- **Exercise data**:

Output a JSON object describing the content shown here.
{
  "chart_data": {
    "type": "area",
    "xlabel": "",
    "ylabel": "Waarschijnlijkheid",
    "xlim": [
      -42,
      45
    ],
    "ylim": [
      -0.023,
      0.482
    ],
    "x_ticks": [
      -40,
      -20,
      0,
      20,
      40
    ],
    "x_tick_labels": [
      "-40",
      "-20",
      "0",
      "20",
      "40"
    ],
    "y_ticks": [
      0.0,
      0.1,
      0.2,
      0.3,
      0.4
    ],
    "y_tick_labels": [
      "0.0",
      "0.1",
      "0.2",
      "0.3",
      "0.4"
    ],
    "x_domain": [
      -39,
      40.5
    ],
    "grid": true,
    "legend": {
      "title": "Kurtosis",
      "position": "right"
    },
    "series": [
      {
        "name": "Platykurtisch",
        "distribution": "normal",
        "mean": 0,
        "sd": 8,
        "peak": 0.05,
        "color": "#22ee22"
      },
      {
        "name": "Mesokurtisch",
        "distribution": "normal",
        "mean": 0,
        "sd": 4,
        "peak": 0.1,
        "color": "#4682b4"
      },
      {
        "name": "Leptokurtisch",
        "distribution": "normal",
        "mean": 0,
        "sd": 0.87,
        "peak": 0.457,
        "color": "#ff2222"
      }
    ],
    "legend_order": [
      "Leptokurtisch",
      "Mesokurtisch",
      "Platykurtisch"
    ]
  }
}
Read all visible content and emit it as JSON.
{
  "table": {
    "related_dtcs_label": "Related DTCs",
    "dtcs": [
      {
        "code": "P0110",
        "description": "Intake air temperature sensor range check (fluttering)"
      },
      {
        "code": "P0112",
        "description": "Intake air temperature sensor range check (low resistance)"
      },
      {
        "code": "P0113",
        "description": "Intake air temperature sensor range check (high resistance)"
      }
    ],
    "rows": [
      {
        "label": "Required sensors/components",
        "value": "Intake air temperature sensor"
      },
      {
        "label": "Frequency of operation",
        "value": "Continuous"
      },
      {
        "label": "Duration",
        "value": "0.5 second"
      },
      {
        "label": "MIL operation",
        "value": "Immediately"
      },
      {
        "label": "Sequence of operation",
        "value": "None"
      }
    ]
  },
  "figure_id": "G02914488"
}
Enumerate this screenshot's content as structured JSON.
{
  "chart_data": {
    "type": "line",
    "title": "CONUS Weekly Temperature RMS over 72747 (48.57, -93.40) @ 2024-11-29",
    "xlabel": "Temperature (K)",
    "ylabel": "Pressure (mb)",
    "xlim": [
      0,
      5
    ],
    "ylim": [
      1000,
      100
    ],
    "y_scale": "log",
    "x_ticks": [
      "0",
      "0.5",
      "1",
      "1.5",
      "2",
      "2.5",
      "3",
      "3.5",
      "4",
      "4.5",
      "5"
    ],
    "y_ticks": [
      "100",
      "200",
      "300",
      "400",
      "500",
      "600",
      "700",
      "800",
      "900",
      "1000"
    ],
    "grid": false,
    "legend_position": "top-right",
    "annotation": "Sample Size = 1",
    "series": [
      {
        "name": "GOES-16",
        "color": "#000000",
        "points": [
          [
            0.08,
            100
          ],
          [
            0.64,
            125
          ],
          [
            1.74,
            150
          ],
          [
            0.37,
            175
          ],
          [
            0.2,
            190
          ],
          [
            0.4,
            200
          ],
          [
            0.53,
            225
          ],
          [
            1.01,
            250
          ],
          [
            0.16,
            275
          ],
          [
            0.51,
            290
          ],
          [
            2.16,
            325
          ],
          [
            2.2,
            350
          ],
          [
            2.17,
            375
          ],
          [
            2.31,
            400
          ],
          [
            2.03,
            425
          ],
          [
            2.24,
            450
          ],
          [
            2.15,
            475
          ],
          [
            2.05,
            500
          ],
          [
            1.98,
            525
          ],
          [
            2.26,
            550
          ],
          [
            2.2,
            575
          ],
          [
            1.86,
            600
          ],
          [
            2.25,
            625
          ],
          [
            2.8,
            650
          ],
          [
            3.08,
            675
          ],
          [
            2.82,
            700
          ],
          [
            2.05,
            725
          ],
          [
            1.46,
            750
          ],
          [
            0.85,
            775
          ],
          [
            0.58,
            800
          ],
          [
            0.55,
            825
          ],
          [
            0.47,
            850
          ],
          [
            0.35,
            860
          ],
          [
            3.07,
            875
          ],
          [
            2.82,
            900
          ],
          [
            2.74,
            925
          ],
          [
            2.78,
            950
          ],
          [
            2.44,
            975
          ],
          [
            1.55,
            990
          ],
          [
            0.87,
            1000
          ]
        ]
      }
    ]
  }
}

- **Brief**:
Repeat the listing exactly, from its first line to its last.

- **Result**:
Output a JSON object describing the content shown here.
{
  "chart_data": {
    "type": "area",
    "xlabel": "",
    "ylabel": "Waarschijnlijkheid",
    "xlim": [
      -42,
      45
    ],
    "ylim": [
      -0.023,
      0.482
    ],
    "x_ticks": [
      -40,
      -20,
      0,
      20,
      40
    ],
    "x_tick_labels": [
      "-40",
      "-20",
      "0",
      "20",
      "40"
    ],
    "y_ticks": [
      0.0,
      0.1,
      0.2,
      0.3,
      0.4
    ],
    "y_tick_labels": [
      "0.0",
      "0.1",
      "0.2",
      "0.3",
      "0.4"
    ],
    "x_domain": [
      -39,
      40.5
    ],
    "grid": true,
    "legend": {
      "title": "Kurtosis",
      "position": "right"
    },
    "series": [
      {
        "name": "Platykurtisch",
        "distribution": "normal",
        "mean": 0,
        "sd": 8,
        "peak": 0.05,
        "color": "#22ee22"
      },
      {
        "name": "Mesokurtisch",
        "distribution": "normal",
        "mean": 0,
        "sd": 4,
        "peak": 0.1,
        "color": "#4682b4"
      },
      {
        "name": "Leptokurtisch",
        "distribution": "normal",
        "mean": 0,
        "sd": 0.87,
        "peak": 0.457,
        "color": "#ff2222"
      }
    ],
    "legend_order": [
      "Leptokurtisch",
      "Mesokurtisch",
      "Platykurtisch"
    ]
  }
}
Read all visible content and emit it as JSON.
{
  "table": {
    "related_dtcs_label": "Related DTCs",
    "dtcs": [
      {
        "code": "P0110",
        "description": "Intake air temperature sensor range check (fluttering)"
      },
      {
        "code": "P0112",
        "description": "Intake air temperature sensor range check (low resistance)"
      },
      {
        "code": "P0113",
        "description": "Intake air temperature sensor range check (high resistance)"
      }
    ],
    "rows": [
      {
        "label": "Required sensors/components",
        "value": "Intake air temperature sensor"
      },
      {
        "label": "Frequency of operation",
        "value": "Continuous"
      },
      {
        "label": "Duration",
        "value": "0.5 second"
      },
      {
        "label": "MIL operation",
        "value": "Immediately"
      },
      {
        "label": "Sequence of operation",
        "value": "None"
      }
    ]
  },
  "figure_id": "G02914488"
}
Enumerate this screenshot's content as structured JSON.
{
  "chart_data": {
    "type": "line",
    "title": "CONUS Weekly Temperature RMS over 72747 (48.57, -93.40) @ 2024-11-29",
    "xlabel": "Temperature (K)",
    "ylabel": "Pressure (mb)",
    "xlim": [
      0,
      5
    ],
    "ylim": [
      1000,
      100
    ],
    "y_scale": "log",
    "x_ticks": [
      "0",
      "0.5",
      "1",
      "1.5",
      "2",
      "2.5",
      "3",
      "3.5",
      "4",
      "4.5",
      "5"
    ],
    "y_ticks": [
      "100",
      "200",
      "300",
      "400",
      "500",
      "600",
      "700",
      "800",
      "900",
      "1000"
    ],
    "grid": false,
    "legend_position": "top-right",
    "annotation": "Sample Size = 1",
    "series": [
      {
        "name": "GOES-16",
        "color": "#000000",
        "points": [
          [
            0.08,
            100
          ],
          [
            0.64,
            125
          ],
          [
            1.74,
            150
          ],
          [
            0.37,
            175
          ],
          [
            0.2,
            190
          ],
          [
            0.4,
            200
          ],
          [
            0.53,
            225
          ],
          [
            1.01,
            250
          ],
          [
            0.16,
            275
          ],
          [
            0.51,
            290
          ],
          [
            2.16,
            325
          ],
          [
            2.2,
            350
          ],
          [
            2.17,
            375
          ],
          [
            2.31,
            400
          ],
          [
            2.03,
            425
          ],
          [
            2.24,
            450
          ],
          [
            2.15,
            475
          ],
          [
            2.05,
            500
          ],
          [
            1.98,
            525
          ],
          [
            2.26,
            550
          ],
          [
            2.2,
            575
          ],
          [
            1.86,
            600
          ],
          [
            2.25,
            625
          ],
          [
            2.8,
            650
          ],
          [
            3.08,
            675
          ],
          [
            2.82,
            700
          ],
          [
            2.05,
            725
          ],
          [
            1.46,
            750
          ],
          [
            0.85,
            775
          ],
          [
            0.58,
            800
          ],
          [
            0.55,
            825
          ],
          [
            0.47,
            850
          ],
          [
            0.35,
            860
          ],
          [
            3.07,
            875
          ],
          [
            2.82,
            900
          ],
          [
            2.74,
            925
          ],
          [
            2.78,
            950
          ],
          [
            2.44,
            975
          ],
          [
            1.55,
            990
          ],
          [
            0.87,
            1000
          ]
        ]
      }
    ]
  }
}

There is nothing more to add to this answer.